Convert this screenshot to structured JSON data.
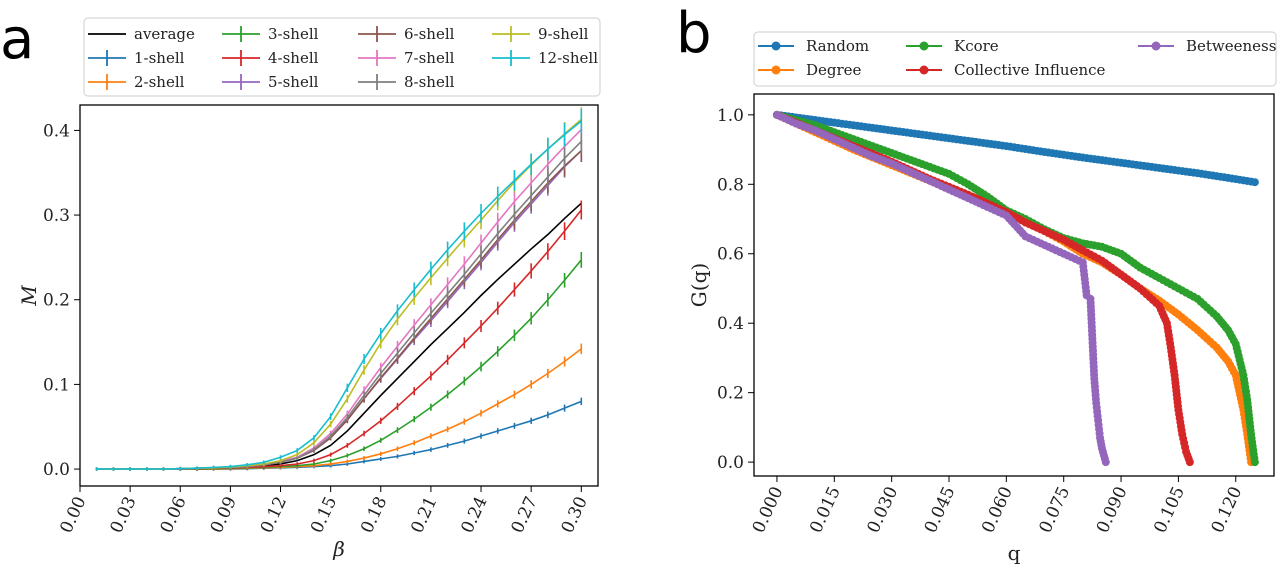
{
  "colors": {
    "average": "#000000",
    "s1": "#1f77b4",
    "s2": "#ff7f0e",
    "s3": "#2ca02c",
    "s4": "#d62728",
    "s5": "#9467bd",
    "s6": "#8c564b",
    "s7": "#e377c2",
    "s8": "#7f7f7f",
    "s9": "#bcbd22",
    "s12": "#17becf"
  },
  "chart_data": [
    {
      "panel": "a",
      "type": "line",
      "xlabel": "β",
      "ylabel": "M",
      "xlim": [
        0.0,
        0.31
      ],
      "ylim": [
        -0.02,
        0.43
      ],
      "xticks": [
        "0.00",
        "0.03",
        "0.06",
        "0.09",
        "0.12",
        "0.15",
        "0.18",
        "0.21",
        "0.24",
        "0.27",
        "0.30"
      ],
      "xtick_values": [
        0.0,
        0.03,
        0.06,
        0.09,
        0.12,
        0.15,
        0.18,
        0.21,
        0.24,
        0.27,
        0.3
      ],
      "yticks": [
        "0.0",
        "0.1",
        "0.2",
        "0.3",
        "0.4"
      ],
      "ytick_values": [
        0.0,
        0.1,
        0.2,
        0.3,
        0.4
      ],
      "legend_placement": "top",
      "x": [
        0.01,
        0.02,
        0.03,
        0.04,
        0.05,
        0.06,
        0.07,
        0.08,
        0.09,
        0.1,
        0.11,
        0.12,
        0.13,
        0.14,
        0.15,
        0.16,
        0.17,
        0.18,
        0.19,
        0.2,
        0.21,
        0.22,
        0.23,
        0.24,
        0.25,
        0.26,
        0.27,
        0.28,
        0.29,
        0.3
      ],
      "series": [
        {
          "name": "average",
          "color_key": "average",
          "errorbars": false,
          "values": [
            0,
            0,
            0,
            0,
            0,
            0.0005,
            0.001,
            0.0015,
            0.002,
            0.003,
            0.004,
            0.006,
            0.01,
            0.017,
            0.028,
            0.045,
            0.066,
            0.087,
            0.107,
            0.127,
            0.147,
            0.166,
            0.185,
            0.205,
            0.224,
            0.242,
            0.26,
            0.277,
            0.296,
            0.314
          ]
        },
        {
          "name": "1-shell",
          "color_key": "s1",
          "errorbars": true,
          "values": [
            0,
            0,
            0,
            0,
            0,
            0,
            0,
            0,
            0,
            0.0005,
            0.001,
            0.0015,
            0.002,
            0.003,
            0.004,
            0.006,
            0.009,
            0.012,
            0.015,
            0.019,
            0.023,
            0.028,
            0.033,
            0.039,
            0.045,
            0.051,
            0.057,
            0.064,
            0.072,
            0.08
          ]
        },
        {
          "name": "2-shell",
          "color_key": "s2",
          "errorbars": true,
          "values": [
            0,
            0,
            0,
            0,
            0,
            0,
            0,
            0,
            0.0005,
            0.001,
            0.0015,
            0.002,
            0.003,
            0.004,
            0.006,
            0.009,
            0.013,
            0.018,
            0.024,
            0.031,
            0.039,
            0.047,
            0.056,
            0.066,
            0.077,
            0.088,
            0.1,
            0.113,
            0.127,
            0.142
          ]
        },
        {
          "name": "3-shell",
          "color_key": "s3",
          "errorbars": true,
          "values": [
            0,
            0,
            0,
            0,
            0,
            0,
            0,
            0.0005,
            0.001,
            0.0015,
            0.002,
            0.003,
            0.004,
            0.006,
            0.01,
            0.016,
            0.024,
            0.034,
            0.046,
            0.059,
            0.073,
            0.088,
            0.104,
            0.121,
            0.139,
            0.158,
            0.178,
            0.2,
            0.223,
            0.247
          ]
        },
        {
          "name": "4-shell",
          "color_key": "s4",
          "errorbars": true,
          "values": [
            0,
            0,
            0,
            0,
            0,
            0,
            0.0005,
            0.001,
            0.0015,
            0.002,
            0.003,
            0.004,
            0.006,
            0.01,
            0.017,
            0.028,
            0.042,
            0.057,
            0.074,
            0.092,
            0.11,
            0.129,
            0.149,
            0.169,
            0.19,
            0.212,
            0.234,
            0.257,
            0.281,
            0.306
          ]
        },
        {
          "name": "5-shell",
          "color_key": "s5",
          "errorbars": true,
          "values": [
            0,
            0,
            0,
            0,
            0,
            0.0005,
            0.001,
            0.0015,
            0.002,
            0.003,
            0.005,
            0.008,
            0.013,
            0.022,
            0.037,
            0.058,
            0.083,
            0.107,
            0.13,
            0.153,
            0.175,
            0.198,
            0.221,
            0.244,
            0.268,
            0.291,
            0.313,
            0.335,
            0.357,
            0.376
          ]
        },
        {
          "name": "6-shell",
          "color_key": "s6",
          "errorbars": true,
          "values": [
            0,
            0,
            0,
            0,
            0,
            0.0005,
            0.001,
            0.0015,
            0.002,
            0.003,
            0.005,
            0.008,
            0.013,
            0.022,
            0.037,
            0.058,
            0.083,
            0.108,
            0.131,
            0.155,
            0.178,
            0.201,
            0.224,
            0.247,
            0.271,
            0.294,
            0.316,
            0.338,
            0.358,
            0.376
          ]
        },
        {
          "name": "7-shell",
          "color_key": "s7",
          "errorbars": true,
          "values": [
            0,
            0,
            0,
            0,
            0,
            0.0005,
            0.001,
            0.0015,
            0.002,
            0.003,
            0.005,
            0.009,
            0.014,
            0.025,
            0.042,
            0.065,
            0.093,
            0.12,
            0.145,
            0.17,
            0.194,
            0.218,
            0.242,
            0.267,
            0.292,
            0.316,
            0.338,
            0.36,
            0.381,
            0.401
          ]
        },
        {
          "name": "8-shell",
          "color_key": "s8",
          "errorbars": true,
          "values": [
            0,
            0,
            0,
            0,
            0,
            0.0005,
            0.001,
            0.0015,
            0.002,
            0.003,
            0.005,
            0.008,
            0.013,
            0.023,
            0.039,
            0.061,
            0.087,
            0.113,
            0.137,
            0.161,
            0.184,
            0.207,
            0.23,
            0.254,
            0.278,
            0.301,
            0.323,
            0.345,
            0.367,
            0.387
          ]
        },
        {
          "name": "9-shell",
          "color_key": "s9",
          "errorbars": true,
          "values": [
            0,
            0,
            0,
            0,
            0,
            0.0005,
            0.001,
            0.0015,
            0.0025,
            0.004,
            0.006,
            0.01,
            0.017,
            0.031,
            0.053,
            0.083,
            0.117,
            0.149,
            0.177,
            0.202,
            0.226,
            0.249,
            0.272,
            0.294,
            0.317,
            0.339,
            0.359,
            0.378,
            0.396,
            0.413
          ]
        },
        {
          "name": "12-shell",
          "color_key": "s12",
          "errorbars": true,
          "values": [
            0,
            0,
            0,
            0,
            0,
            0.0005,
            0.001,
            0.002,
            0.003,
            0.005,
            0.008,
            0.014,
            0.022,
            0.037,
            0.062,
            0.096,
            0.13,
            0.16,
            0.187,
            0.212,
            0.236,
            0.259,
            0.281,
            0.302,
            0.322,
            0.341,
            0.36,
            0.378,
            0.395,
            0.411
          ]
        }
      ]
    },
    {
      "panel": "b",
      "type": "line",
      "xlabel": "q",
      "ylabel": "G(q)",
      "xlim": [
        -0.006,
        0.13
      ],
      "ylim": [
        -0.04,
        1.06
      ],
      "xticks": [
        "0.000",
        "0.015",
        "0.030",
        "0.045",
        "0.060",
        "0.075",
        "0.090",
        "0.105",
        "0.120"
      ],
      "xtick_values": [
        0.0,
        0.015,
        0.03,
        0.045,
        0.06,
        0.075,
        0.09,
        0.105,
        0.12
      ],
      "yticks": [
        "0.0",
        "0.2",
        "0.4",
        "0.6",
        "0.8",
        "1.0"
      ],
      "ytick_values": [
        0.0,
        0.2,
        0.4,
        0.6,
        0.8,
        1.0
      ],
      "legend_placement": "top",
      "series": [
        {
          "name": "Random",
          "color_key": "s1",
          "x": [
            0,
            0.01,
            0.02,
            0.03,
            0.04,
            0.05,
            0.06,
            0.07,
            0.08,
            0.09,
            0.1,
            0.11,
            0.12,
            0.125
          ],
          "y": [
            1.0,
            0.985,
            0.97,
            0.955,
            0.94,
            0.925,
            0.91,
            0.893,
            0.877,
            0.862,
            0.847,
            0.832,
            0.815,
            0.806
          ]
        },
        {
          "name": "Degree",
          "color_key": "s2",
          "x": [
            0,
            0.01,
            0.02,
            0.03,
            0.04,
            0.05,
            0.06,
            0.065,
            0.07,
            0.075,
            0.08,
            0.085,
            0.09,
            0.095,
            0.1,
            0.105,
            0.11,
            0.115,
            0.118,
            0.12,
            0.122,
            0.123,
            0.124
          ],
          "y": [
            1.0,
            0.95,
            0.9,
            0.855,
            0.81,
            0.765,
            0.72,
            0.695,
            0.665,
            0.635,
            0.6,
            0.575,
            0.54,
            0.5,
            0.465,
            0.425,
            0.38,
            0.33,
            0.29,
            0.25,
            0.15,
            0.08,
            0.0
          ]
        },
        {
          "name": "Kcore",
          "color_key": "s3",
          "x": [
            0,
            0.01,
            0.02,
            0.03,
            0.04,
            0.045,
            0.05,
            0.055,
            0.06,
            0.065,
            0.07,
            0.075,
            0.08,
            0.085,
            0.09,
            0.095,
            0.1,
            0.105,
            0.11,
            0.115,
            0.118,
            0.12,
            0.122,
            0.123,
            0.124,
            0.125
          ],
          "y": [
            1.0,
            0.97,
            0.93,
            0.89,
            0.85,
            0.83,
            0.8,
            0.765,
            0.725,
            0.7,
            0.67,
            0.645,
            0.63,
            0.62,
            0.6,
            0.56,
            0.53,
            0.5,
            0.47,
            0.42,
            0.38,
            0.34,
            0.25,
            0.18,
            0.08,
            0.0
          ]
        },
        {
          "name": "Collective Influence",
          "color_key": "s4",
          "x": [
            0,
            0.01,
            0.02,
            0.03,
            0.04,
            0.05,
            0.06,
            0.065,
            0.07,
            0.075,
            0.08,
            0.085,
            0.09,
            0.095,
            0.1,
            0.102,
            0.103,
            0.104,
            0.105,
            0.106,
            0.107,
            0.108
          ],
          "y": [
            1.0,
            0.955,
            0.91,
            0.865,
            0.815,
            0.77,
            0.72,
            0.69,
            0.665,
            0.64,
            0.61,
            0.58,
            0.54,
            0.5,
            0.45,
            0.4,
            0.33,
            0.25,
            0.15,
            0.08,
            0.03,
            0.0
          ]
        },
        {
          "name": "Betweeness",
          "color_key": "s5",
          "x": [
            0,
            0.005,
            0.01,
            0.015,
            0.02,
            0.025,
            0.03,
            0.035,
            0.04,
            0.045,
            0.05,
            0.055,
            0.06,
            0.065,
            0.07,
            0.075,
            0.078,
            0.08,
            0.081,
            0.082,
            0.083,
            0.0835,
            0.084,
            0.0845,
            0.085,
            0.0855,
            0.086
          ],
          "y": [
            1.0,
            0.975,
            0.955,
            0.93,
            0.905,
            0.88,
            0.86,
            0.835,
            0.81,
            0.785,
            0.76,
            0.735,
            0.71,
            0.65,
            0.625,
            0.6,
            0.585,
            0.575,
            0.48,
            0.47,
            0.24,
            0.17,
            0.12,
            0.07,
            0.04,
            0.02,
            0.0
          ]
        }
      ]
    }
  ],
  "panels": {
    "a": {
      "label": "a"
    },
    "b": {
      "label": "b"
    }
  }
}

→ What is expected
Copy each line of the records that contains the word "shell".

→ Response to this exercise
          "name": "1-shell",
          "name": "2-shell",
          "name": "3-shell",
          "name": "4-shell",
          "name": "5-shell",
          "name": "6-shell",
          "name": "7-shell",
          "name": "8-shell",
          "name": "9-shell",
          "name": "12-shell",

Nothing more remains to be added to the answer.